GIVEN RECORDS ::
##########

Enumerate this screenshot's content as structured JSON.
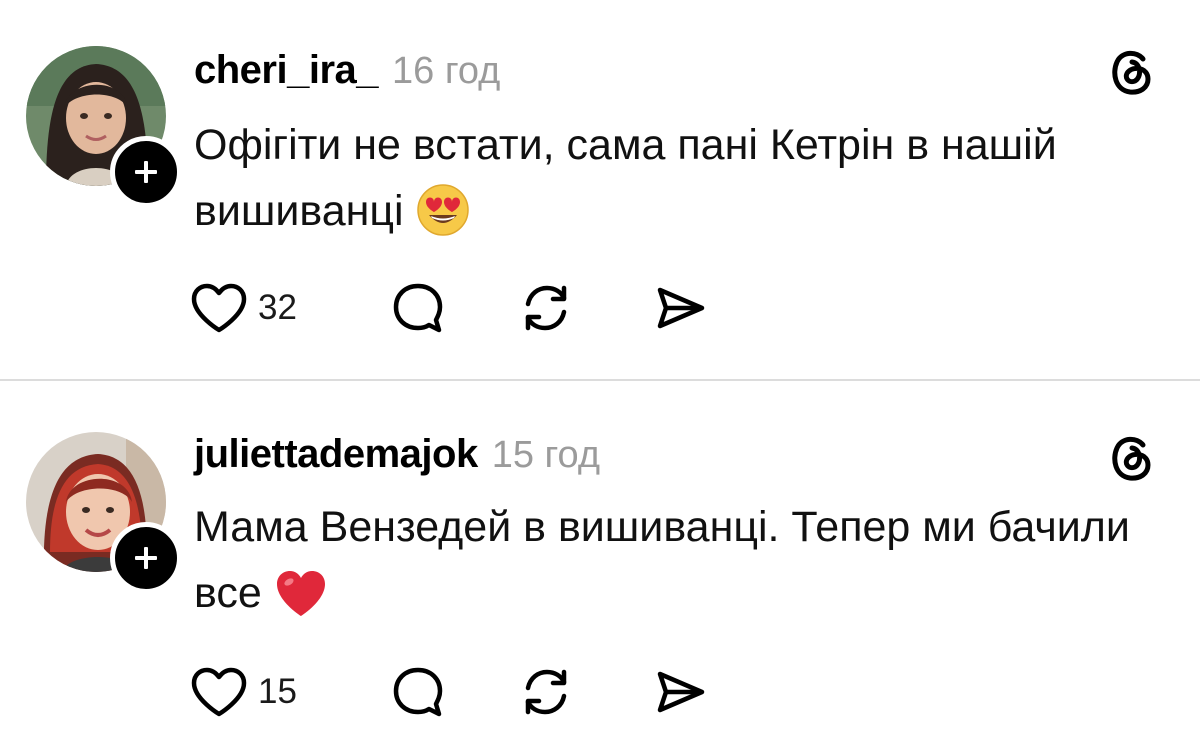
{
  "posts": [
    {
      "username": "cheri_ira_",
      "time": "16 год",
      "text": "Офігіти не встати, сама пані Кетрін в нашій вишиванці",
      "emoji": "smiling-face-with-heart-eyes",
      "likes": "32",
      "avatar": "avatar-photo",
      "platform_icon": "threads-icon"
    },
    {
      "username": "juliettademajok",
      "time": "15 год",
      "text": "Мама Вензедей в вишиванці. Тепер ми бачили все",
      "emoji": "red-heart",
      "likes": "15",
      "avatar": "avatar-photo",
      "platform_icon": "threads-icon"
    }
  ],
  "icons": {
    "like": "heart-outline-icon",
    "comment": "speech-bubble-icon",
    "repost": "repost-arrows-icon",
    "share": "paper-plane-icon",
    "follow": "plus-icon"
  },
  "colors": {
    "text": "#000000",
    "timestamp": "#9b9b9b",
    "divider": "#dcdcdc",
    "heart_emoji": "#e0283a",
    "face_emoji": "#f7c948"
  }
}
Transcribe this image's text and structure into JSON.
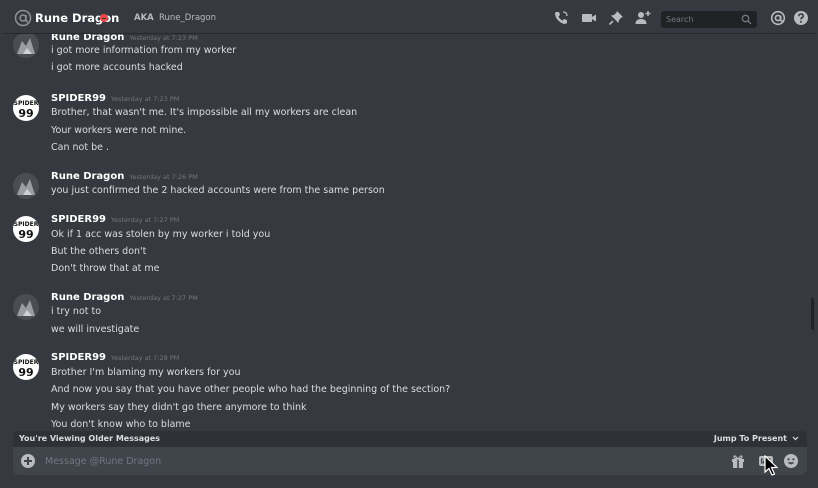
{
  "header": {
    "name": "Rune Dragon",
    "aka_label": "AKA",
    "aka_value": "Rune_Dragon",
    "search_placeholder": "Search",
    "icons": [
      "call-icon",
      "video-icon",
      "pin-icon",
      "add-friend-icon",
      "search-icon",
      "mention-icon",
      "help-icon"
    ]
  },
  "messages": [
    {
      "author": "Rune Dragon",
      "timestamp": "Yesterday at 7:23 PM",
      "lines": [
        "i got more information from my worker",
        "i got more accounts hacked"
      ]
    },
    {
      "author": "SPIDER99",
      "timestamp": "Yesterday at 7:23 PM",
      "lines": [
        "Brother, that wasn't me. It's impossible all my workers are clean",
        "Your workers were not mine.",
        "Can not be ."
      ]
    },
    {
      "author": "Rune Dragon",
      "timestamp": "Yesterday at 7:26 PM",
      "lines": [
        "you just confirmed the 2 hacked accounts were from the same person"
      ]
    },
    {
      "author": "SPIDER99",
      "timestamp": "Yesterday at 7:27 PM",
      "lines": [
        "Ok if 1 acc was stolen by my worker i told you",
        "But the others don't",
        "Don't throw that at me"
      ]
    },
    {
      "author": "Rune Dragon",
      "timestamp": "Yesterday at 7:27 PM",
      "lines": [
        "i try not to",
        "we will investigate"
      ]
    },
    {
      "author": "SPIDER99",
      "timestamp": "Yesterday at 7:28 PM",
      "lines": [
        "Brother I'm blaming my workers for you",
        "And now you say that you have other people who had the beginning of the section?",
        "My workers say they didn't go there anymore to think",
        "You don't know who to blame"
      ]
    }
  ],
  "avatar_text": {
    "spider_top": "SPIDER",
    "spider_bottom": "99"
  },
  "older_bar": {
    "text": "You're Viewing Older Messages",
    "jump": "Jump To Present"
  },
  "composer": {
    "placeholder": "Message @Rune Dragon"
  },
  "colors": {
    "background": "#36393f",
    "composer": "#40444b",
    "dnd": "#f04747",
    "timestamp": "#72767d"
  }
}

##########

Pictures stay out; reproduce every line of the records exactly.

Enumerate this screenshot's content as structured JSON.
{
  "posts": [
    {
      "username": "cheri_ira_",
      "time": "16 год",
      "text": "Офігіти не встати, сама пані Кетрін в нашій вишиванці",
      "emoji": "smiling-face-with-heart-eyes",
      "likes": "32",
      "avatar": "avatar-photo",
      "platform_icon": "threads-icon"
    },
    {
      "username": "juliettademajok",
      "time": "15 год",
      "text": "Мама Вензедей в вишиванці. Тепер ми бачили все",
      "emoji": "red-heart",
      "likes": "15",
      "avatar": "avatar-photo",
      "platform_icon": "threads-icon"
    }
  ],
  "icons": {
    "like": "heart-outline-icon",
    "comment": "speech-bubble-icon",
    "repost": "repost-arrows-icon",
    "share": "paper-plane-icon",
    "follow": "plus-icon"
  },
  "colors": {
    "text": "#000000",
    "timestamp": "#9b9b9b",
    "divider": "#dcdcdc",
    "heart_emoji": "#e0283a",
    "face_emoji": "#f7c948"
  }
}
Transcribe this image's text and structure into JSON.
{
  "header": {
    "name": "Rune Dragon",
    "aka_label": "AKA",
    "aka_value": "Rune_Dragon",
    "search_placeholder": "Search",
    "icons": [
      "call-icon",
      "video-icon",
      "pin-icon",
      "add-friend-icon",
      "search-icon",
      "mention-icon",
      "help-icon"
    ]
  },
  "messages": [
    {
      "author": "Rune Dragon",
      "timestamp": "Yesterday at 7:23 PM",
      "lines": [
        "i got more information from my worker",
        "i got more accounts hacked"
      ]
    },
    {
      "author": "SPIDER99",
      "timestamp": "Yesterday at 7:23 PM",
      "lines": [
        "Brother, that wasn't me. It's impossible all my workers are clean",
        "Your workers were not mine.",
        "Can not be ."
      ]
    },
    {
      "author": "Rune Dragon",
      "timestamp": "Yesterday at 7:26 PM",
      "lines": [
        "you just confirmed the 2 hacked accounts were from the same person"
      ]
    },
    {
      "author": "SPIDER99",
      "timestamp": "Yesterday at 7:27 PM",
      "lines": [
        "Ok if 1 acc was stolen by my worker i told you",
        "But the others don't",
        "Don't throw that at me"
      ]
    },
    {
      "author": "Rune Dragon",
      "timestamp": "Yesterday at 7:27 PM",
      "lines": [
        "i try not to",
        "we will investigate"
      ]
    },
    {
      "author": "SPIDER99",
      "timestamp": "Yesterday at 7:28 PM",
      "lines": [
        "Brother I'm blaming my workers for you",
        "And now you say that you have other people who had the beginning of the section?",
        "My workers say they didn't go there anymore to think",
        "You don't know who to blame"
      ]
    }
  ],
  "avatar_text": {
    "spider_top": "SPIDER",
    "spider_bottom": "99"
  },
  "older_bar": {
    "text": "You're Viewing Older Messages",
    "jump": "Jump To Present"
  },
  "composer": {
    "placeholder": "Message @Rune Dragon"
  },
  "colors": {
    "background": "#36393f",
    "composer": "#40444b",
    "dnd": "#f04747",
    "timestamp": "#72767d"
  }
}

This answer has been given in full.